[Figure dataset records]
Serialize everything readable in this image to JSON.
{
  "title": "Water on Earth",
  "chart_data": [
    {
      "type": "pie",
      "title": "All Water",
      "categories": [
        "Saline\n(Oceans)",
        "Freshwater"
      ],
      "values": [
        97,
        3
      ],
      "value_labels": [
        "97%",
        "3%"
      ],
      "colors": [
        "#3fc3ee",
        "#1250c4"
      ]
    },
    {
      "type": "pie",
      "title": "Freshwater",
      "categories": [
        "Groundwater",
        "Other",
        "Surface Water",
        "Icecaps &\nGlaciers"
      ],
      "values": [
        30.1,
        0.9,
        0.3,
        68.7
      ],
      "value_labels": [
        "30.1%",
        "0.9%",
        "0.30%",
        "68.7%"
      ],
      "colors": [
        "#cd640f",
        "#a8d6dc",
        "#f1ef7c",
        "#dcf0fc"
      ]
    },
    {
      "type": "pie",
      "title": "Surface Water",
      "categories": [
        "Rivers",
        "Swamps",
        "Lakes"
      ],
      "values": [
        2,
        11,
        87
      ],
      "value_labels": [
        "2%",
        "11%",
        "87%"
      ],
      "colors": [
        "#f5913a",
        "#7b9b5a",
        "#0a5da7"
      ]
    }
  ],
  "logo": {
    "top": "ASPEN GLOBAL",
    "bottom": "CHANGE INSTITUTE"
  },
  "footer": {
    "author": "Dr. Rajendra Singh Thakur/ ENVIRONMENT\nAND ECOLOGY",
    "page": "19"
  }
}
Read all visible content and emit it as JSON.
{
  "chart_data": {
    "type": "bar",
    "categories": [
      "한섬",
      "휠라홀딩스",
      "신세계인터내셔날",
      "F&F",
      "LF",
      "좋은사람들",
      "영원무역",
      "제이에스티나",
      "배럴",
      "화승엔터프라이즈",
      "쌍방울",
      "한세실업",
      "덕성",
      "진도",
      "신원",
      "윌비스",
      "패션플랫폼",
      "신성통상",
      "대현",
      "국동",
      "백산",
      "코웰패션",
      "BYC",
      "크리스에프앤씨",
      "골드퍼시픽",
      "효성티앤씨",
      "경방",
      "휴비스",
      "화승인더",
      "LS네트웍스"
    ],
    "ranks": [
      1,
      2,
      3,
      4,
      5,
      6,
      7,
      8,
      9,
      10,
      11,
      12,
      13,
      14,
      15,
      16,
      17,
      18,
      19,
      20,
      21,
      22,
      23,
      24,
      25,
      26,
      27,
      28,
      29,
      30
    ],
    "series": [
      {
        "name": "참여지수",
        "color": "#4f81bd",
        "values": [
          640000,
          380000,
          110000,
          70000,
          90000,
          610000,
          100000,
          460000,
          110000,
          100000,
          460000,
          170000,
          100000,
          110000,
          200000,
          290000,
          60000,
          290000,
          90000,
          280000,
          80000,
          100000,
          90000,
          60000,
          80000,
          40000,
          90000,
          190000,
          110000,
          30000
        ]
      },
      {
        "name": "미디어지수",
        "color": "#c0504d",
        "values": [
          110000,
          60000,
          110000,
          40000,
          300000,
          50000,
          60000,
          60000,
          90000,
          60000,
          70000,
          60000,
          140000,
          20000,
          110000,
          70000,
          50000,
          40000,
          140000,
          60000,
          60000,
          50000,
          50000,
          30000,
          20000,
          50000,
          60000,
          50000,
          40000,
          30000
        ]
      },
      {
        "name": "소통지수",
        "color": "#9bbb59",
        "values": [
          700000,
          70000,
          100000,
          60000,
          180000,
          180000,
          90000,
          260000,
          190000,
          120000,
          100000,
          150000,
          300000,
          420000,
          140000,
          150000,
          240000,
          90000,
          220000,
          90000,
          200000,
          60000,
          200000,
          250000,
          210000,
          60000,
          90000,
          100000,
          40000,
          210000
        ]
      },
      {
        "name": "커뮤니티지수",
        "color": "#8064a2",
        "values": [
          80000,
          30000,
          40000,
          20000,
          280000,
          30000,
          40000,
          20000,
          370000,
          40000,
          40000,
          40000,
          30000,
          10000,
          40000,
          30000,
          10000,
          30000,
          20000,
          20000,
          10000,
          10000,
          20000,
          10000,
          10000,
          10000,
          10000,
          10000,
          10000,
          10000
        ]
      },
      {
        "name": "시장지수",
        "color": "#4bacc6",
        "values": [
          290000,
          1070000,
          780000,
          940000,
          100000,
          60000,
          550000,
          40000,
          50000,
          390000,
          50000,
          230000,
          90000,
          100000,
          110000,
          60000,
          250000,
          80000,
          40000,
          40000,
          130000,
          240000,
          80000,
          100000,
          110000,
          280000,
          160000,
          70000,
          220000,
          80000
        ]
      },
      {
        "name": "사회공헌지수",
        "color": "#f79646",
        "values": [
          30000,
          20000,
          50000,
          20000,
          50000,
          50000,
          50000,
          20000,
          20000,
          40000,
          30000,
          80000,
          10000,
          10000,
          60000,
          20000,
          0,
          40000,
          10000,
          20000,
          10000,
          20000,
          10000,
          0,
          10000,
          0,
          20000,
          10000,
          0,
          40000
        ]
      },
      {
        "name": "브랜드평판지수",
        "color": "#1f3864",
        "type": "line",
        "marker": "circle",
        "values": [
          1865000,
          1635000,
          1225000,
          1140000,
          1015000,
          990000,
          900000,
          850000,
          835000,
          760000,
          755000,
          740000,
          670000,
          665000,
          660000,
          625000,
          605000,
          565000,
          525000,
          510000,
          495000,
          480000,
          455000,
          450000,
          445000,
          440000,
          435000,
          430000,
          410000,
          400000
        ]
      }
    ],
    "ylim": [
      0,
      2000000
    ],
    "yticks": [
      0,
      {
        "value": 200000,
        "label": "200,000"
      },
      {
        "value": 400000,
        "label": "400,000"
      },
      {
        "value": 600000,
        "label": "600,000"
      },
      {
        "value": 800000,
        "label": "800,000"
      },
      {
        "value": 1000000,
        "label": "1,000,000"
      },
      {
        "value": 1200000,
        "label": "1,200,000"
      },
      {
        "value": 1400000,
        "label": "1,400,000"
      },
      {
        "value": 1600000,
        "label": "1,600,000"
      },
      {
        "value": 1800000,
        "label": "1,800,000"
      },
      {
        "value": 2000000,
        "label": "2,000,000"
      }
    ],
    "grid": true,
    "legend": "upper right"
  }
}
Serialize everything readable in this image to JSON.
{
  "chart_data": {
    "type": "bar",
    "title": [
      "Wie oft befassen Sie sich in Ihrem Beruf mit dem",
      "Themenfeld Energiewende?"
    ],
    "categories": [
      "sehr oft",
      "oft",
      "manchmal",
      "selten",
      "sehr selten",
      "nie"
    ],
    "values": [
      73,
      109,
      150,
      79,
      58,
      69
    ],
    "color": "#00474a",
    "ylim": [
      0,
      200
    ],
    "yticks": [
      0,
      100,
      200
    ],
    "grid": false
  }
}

[SET TASK] From the data above, copy out every line with the string "title" in it.

[RESPONSE FOR THIS EXERCISE]
  "title": "Water on Earth",
      "title": "All Water",
      "title": "Freshwater",
      "title": "Surface Water",
    "title": [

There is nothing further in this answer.